▶ **WHAT YOU NEED TO DO**
Check every line below for the word "Habitation" and copy each one that has it.

▶ **TASK DATA**
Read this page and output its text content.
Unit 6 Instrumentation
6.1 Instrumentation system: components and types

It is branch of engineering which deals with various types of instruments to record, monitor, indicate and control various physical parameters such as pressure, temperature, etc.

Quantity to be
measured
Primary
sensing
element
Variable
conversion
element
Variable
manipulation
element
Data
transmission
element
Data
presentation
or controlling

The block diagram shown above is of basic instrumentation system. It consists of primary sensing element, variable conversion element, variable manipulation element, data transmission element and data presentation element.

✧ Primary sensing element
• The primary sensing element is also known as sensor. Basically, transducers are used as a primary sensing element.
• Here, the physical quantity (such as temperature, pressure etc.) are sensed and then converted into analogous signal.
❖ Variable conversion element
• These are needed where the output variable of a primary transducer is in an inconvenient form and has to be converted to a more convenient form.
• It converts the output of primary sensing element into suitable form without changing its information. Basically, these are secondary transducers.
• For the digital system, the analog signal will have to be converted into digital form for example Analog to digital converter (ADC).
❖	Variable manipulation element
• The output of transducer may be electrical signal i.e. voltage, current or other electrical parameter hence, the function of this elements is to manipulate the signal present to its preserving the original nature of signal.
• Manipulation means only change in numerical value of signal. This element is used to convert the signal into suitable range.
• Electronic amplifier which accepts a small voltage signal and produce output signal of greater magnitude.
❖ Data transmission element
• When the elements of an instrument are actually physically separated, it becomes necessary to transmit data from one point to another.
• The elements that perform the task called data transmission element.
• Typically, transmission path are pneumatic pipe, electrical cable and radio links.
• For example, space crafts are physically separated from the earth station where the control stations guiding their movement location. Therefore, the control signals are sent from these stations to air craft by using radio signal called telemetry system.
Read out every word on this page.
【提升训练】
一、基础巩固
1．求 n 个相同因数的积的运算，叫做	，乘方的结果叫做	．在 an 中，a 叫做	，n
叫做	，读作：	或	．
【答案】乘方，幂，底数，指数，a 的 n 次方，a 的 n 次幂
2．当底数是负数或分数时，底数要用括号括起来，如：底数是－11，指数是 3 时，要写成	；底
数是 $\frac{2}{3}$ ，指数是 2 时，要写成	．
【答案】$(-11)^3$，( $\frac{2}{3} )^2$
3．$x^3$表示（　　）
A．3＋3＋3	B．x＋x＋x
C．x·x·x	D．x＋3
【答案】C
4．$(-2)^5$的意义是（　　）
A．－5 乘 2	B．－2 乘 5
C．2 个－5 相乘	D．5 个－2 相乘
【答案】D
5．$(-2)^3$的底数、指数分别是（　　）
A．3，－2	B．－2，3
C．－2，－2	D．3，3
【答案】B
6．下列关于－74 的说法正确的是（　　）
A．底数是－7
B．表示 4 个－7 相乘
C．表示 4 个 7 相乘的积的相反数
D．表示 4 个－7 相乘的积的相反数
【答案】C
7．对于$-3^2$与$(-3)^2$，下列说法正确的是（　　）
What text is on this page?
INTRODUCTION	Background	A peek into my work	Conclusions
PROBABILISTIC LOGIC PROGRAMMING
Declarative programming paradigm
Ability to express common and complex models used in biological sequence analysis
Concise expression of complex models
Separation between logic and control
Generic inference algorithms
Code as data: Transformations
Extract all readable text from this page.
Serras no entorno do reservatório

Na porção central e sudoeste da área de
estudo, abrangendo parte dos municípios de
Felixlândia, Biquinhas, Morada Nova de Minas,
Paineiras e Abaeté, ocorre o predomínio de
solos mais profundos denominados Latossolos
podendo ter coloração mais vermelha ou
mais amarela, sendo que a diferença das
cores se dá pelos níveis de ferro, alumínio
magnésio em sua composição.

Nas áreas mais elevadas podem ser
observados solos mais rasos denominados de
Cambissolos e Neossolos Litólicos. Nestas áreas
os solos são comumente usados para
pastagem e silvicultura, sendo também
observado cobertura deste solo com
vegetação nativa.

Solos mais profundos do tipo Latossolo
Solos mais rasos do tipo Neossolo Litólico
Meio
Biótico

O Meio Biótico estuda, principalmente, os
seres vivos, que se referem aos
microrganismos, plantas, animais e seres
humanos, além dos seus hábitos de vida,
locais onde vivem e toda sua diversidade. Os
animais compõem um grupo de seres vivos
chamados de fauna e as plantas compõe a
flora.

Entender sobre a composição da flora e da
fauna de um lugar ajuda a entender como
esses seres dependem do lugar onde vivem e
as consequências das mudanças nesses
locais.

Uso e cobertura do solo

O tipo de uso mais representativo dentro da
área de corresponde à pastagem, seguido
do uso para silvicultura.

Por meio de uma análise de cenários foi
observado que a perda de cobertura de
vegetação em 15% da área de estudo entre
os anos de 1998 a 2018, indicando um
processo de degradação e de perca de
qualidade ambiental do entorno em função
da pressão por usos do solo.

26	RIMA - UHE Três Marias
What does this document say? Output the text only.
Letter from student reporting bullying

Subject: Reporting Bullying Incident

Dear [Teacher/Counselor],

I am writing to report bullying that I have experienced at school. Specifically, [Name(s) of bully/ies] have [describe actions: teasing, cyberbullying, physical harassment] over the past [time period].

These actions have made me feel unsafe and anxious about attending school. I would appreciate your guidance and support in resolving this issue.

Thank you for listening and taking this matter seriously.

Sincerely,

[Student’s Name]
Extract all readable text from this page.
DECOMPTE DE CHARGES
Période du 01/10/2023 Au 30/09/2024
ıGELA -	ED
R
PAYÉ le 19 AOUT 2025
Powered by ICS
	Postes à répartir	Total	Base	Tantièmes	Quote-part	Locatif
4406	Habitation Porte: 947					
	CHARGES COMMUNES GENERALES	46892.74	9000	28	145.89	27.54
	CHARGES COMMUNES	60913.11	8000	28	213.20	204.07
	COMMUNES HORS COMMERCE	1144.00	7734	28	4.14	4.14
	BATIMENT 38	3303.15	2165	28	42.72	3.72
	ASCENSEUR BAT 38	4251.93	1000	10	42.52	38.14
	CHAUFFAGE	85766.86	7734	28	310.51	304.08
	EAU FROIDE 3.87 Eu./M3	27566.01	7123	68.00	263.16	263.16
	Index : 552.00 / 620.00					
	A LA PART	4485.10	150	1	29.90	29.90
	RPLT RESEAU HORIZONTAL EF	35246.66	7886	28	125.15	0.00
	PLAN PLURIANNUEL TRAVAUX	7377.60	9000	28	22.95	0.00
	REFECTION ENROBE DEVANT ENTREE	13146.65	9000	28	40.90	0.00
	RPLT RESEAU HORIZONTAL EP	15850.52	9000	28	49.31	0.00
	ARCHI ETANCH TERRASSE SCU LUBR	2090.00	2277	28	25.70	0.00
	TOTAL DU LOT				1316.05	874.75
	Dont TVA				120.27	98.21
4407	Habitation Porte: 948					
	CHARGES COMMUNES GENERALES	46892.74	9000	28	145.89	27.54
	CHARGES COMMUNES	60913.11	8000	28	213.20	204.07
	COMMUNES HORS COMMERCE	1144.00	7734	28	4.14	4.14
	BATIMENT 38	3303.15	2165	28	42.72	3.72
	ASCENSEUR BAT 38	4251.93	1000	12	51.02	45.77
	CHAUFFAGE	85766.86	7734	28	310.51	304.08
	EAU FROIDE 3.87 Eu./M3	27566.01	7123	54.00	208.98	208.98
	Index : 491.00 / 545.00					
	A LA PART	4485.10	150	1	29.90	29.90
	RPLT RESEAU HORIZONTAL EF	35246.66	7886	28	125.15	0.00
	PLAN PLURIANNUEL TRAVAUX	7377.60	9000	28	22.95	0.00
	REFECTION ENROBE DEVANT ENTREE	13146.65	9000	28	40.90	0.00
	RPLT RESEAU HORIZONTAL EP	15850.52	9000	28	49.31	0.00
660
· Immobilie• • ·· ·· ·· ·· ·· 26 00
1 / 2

▶ **WORKED SOLUTION**
4406	Habitation Porte: 947					
4407	Habitation Porte: 948					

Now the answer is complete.